— START Entries provided —

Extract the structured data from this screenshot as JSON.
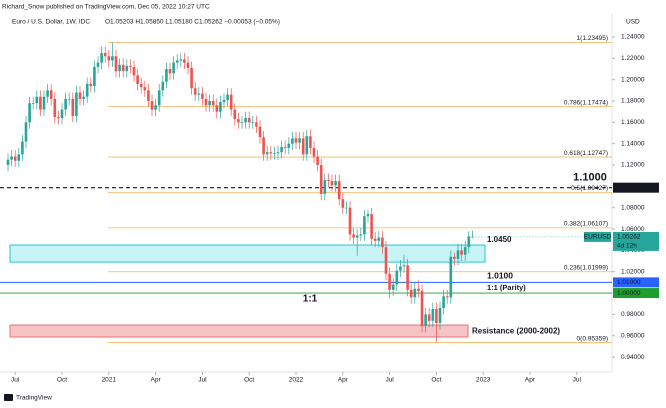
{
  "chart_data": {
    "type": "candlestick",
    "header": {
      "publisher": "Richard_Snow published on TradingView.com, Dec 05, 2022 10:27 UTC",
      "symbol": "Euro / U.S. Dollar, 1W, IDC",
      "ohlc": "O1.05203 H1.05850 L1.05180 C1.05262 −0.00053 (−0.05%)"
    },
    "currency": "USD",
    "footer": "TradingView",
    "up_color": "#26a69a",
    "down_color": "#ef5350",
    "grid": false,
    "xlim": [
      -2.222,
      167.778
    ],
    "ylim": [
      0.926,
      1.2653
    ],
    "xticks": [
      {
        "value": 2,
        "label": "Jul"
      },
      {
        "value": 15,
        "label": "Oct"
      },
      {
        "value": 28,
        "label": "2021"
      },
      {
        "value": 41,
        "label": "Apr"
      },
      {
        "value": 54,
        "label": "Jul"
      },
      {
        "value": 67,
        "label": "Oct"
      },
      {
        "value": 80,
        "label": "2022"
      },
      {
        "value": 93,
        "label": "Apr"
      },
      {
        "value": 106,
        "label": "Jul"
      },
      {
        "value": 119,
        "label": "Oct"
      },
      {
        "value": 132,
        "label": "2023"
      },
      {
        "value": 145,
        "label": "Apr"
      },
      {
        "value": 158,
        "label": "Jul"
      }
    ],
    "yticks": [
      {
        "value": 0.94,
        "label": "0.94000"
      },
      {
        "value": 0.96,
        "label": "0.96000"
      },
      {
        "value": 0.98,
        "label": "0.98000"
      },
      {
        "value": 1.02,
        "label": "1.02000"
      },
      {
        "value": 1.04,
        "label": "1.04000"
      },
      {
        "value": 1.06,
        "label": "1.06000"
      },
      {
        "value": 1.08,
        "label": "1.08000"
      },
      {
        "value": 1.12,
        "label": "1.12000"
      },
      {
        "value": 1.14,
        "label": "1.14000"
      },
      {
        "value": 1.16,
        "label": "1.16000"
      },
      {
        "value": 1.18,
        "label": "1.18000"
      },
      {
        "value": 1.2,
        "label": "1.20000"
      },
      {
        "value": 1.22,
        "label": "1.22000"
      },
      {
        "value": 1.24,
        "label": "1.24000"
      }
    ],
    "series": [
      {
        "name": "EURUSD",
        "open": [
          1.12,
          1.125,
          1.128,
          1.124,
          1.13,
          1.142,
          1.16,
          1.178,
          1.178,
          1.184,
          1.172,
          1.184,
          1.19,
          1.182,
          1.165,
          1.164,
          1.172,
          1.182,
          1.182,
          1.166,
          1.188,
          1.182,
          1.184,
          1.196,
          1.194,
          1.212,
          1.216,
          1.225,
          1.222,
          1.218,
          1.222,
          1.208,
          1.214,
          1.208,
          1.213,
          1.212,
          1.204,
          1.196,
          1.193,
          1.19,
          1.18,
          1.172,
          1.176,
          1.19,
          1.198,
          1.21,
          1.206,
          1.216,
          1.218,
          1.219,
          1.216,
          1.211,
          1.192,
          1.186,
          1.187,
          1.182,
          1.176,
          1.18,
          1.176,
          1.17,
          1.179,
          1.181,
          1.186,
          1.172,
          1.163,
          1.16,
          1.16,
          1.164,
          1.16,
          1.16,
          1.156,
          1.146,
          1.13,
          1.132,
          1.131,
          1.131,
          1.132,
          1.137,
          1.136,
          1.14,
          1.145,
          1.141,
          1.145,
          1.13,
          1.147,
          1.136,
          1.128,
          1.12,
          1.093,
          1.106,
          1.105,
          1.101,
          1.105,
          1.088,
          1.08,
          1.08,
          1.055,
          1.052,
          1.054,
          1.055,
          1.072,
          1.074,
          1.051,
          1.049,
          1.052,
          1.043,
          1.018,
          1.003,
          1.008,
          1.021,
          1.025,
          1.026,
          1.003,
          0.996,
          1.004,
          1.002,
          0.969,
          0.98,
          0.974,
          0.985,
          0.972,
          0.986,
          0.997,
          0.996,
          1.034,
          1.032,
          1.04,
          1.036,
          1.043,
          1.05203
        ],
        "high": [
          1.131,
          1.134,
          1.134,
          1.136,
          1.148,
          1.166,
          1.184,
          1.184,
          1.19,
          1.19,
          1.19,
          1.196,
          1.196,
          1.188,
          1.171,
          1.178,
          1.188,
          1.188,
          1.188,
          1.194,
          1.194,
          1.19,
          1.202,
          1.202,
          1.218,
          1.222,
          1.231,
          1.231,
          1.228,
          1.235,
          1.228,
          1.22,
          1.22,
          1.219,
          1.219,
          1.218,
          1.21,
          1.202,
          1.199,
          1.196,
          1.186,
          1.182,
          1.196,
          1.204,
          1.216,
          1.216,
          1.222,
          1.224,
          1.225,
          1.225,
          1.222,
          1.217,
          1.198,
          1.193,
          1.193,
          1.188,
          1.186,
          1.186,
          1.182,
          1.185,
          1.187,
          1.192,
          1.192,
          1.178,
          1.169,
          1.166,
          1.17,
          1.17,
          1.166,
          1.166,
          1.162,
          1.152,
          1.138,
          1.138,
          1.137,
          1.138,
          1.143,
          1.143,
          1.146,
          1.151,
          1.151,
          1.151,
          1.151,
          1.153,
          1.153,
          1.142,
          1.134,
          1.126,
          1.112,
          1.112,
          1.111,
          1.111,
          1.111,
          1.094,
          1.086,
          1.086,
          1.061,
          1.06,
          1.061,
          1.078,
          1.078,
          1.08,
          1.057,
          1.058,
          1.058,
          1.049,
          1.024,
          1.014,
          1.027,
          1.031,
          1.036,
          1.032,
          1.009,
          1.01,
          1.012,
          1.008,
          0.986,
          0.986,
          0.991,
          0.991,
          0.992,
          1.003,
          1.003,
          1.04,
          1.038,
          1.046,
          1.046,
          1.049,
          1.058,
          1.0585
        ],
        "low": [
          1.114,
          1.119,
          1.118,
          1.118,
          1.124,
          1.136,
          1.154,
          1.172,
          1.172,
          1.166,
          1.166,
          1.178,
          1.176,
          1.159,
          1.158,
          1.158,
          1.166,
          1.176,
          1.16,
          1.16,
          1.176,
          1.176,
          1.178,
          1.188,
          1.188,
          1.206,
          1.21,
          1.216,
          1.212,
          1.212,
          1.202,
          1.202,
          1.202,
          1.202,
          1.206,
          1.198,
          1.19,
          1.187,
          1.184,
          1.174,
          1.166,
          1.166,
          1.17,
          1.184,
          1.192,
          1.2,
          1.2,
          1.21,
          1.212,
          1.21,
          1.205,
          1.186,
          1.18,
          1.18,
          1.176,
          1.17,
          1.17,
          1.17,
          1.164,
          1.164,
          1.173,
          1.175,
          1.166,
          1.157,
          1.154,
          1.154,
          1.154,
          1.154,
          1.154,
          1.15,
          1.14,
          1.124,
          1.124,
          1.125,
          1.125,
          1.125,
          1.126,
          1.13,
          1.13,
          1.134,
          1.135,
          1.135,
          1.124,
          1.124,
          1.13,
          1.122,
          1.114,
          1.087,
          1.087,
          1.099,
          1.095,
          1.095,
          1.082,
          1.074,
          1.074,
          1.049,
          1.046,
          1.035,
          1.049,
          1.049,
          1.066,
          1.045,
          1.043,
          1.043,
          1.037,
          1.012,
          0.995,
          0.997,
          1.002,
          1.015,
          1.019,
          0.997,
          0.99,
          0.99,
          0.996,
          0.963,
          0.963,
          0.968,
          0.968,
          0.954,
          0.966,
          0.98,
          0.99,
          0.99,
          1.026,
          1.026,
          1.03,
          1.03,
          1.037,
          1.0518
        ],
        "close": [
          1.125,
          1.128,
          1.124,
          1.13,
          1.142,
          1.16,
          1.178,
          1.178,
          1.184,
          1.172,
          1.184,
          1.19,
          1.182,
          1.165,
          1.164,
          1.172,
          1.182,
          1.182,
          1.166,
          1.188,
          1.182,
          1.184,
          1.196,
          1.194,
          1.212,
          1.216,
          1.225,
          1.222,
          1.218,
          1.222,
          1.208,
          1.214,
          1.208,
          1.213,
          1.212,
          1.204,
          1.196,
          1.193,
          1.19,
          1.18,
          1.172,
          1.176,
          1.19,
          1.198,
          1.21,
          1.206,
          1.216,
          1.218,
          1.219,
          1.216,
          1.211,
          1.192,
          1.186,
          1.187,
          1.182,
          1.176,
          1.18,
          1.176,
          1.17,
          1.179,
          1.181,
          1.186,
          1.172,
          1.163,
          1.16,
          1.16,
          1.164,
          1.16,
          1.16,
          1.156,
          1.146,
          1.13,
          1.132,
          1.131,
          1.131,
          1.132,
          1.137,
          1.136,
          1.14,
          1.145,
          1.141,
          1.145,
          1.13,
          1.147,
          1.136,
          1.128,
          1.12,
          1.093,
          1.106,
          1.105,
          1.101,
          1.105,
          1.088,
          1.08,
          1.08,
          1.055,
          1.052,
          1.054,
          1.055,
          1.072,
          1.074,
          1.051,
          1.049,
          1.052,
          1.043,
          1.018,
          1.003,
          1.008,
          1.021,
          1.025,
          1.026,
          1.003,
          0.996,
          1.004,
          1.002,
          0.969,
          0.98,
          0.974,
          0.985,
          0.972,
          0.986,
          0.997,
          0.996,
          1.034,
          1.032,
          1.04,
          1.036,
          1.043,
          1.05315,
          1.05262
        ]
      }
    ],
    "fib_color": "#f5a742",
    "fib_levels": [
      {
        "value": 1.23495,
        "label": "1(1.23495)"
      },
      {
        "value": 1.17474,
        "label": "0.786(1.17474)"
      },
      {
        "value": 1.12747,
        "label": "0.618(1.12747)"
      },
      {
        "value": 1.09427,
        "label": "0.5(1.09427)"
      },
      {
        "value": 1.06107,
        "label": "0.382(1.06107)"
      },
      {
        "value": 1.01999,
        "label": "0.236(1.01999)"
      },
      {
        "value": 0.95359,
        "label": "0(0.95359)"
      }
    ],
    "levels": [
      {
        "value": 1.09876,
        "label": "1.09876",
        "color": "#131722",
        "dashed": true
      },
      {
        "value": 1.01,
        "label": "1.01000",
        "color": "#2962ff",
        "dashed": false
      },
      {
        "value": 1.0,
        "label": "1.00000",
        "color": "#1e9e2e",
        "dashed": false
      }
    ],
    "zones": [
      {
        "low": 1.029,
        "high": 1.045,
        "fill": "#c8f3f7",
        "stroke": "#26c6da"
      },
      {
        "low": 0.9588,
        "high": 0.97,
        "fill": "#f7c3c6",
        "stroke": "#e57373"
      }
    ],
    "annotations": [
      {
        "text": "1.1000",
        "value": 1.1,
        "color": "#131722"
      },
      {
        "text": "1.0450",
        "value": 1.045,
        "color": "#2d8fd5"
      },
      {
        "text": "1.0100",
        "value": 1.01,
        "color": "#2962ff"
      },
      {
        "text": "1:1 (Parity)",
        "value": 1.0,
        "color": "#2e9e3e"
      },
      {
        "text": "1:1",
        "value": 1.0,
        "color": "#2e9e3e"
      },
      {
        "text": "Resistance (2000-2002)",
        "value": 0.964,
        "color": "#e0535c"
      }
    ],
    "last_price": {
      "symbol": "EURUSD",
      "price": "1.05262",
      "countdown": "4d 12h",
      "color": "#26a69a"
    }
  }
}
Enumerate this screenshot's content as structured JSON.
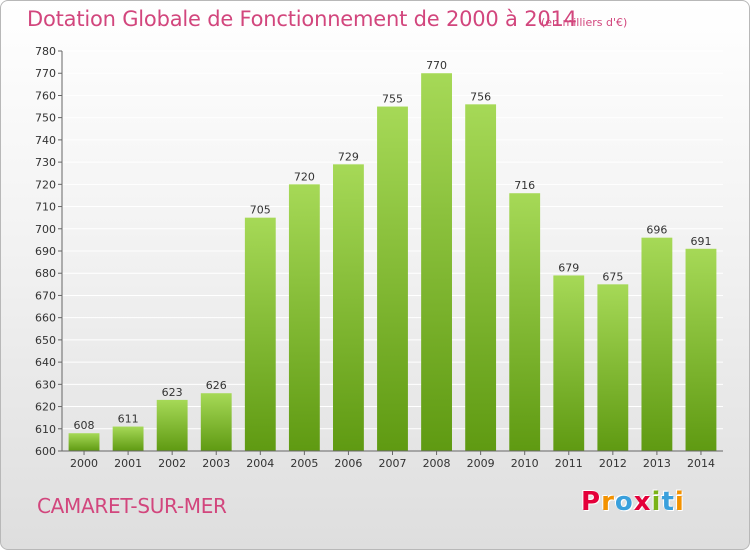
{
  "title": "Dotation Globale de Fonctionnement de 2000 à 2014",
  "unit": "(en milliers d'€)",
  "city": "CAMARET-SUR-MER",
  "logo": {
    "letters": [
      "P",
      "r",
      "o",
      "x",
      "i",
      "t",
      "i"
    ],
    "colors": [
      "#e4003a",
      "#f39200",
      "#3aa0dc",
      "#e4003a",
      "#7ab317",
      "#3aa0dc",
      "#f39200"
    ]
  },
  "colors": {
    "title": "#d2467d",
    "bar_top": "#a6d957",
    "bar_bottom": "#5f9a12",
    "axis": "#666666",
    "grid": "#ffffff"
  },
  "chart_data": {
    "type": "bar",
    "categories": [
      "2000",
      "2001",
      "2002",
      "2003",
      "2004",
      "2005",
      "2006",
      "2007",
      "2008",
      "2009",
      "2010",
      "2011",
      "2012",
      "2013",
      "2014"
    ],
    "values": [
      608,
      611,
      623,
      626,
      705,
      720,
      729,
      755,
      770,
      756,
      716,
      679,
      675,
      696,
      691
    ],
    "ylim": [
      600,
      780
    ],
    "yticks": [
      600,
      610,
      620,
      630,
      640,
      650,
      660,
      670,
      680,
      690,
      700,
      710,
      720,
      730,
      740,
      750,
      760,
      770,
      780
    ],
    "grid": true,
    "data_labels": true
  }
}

— END Entries provided —

Written instruction: Using the listing above, say how many of its lines contain the string "title", giving nothing but the figure.

Output for this task: 2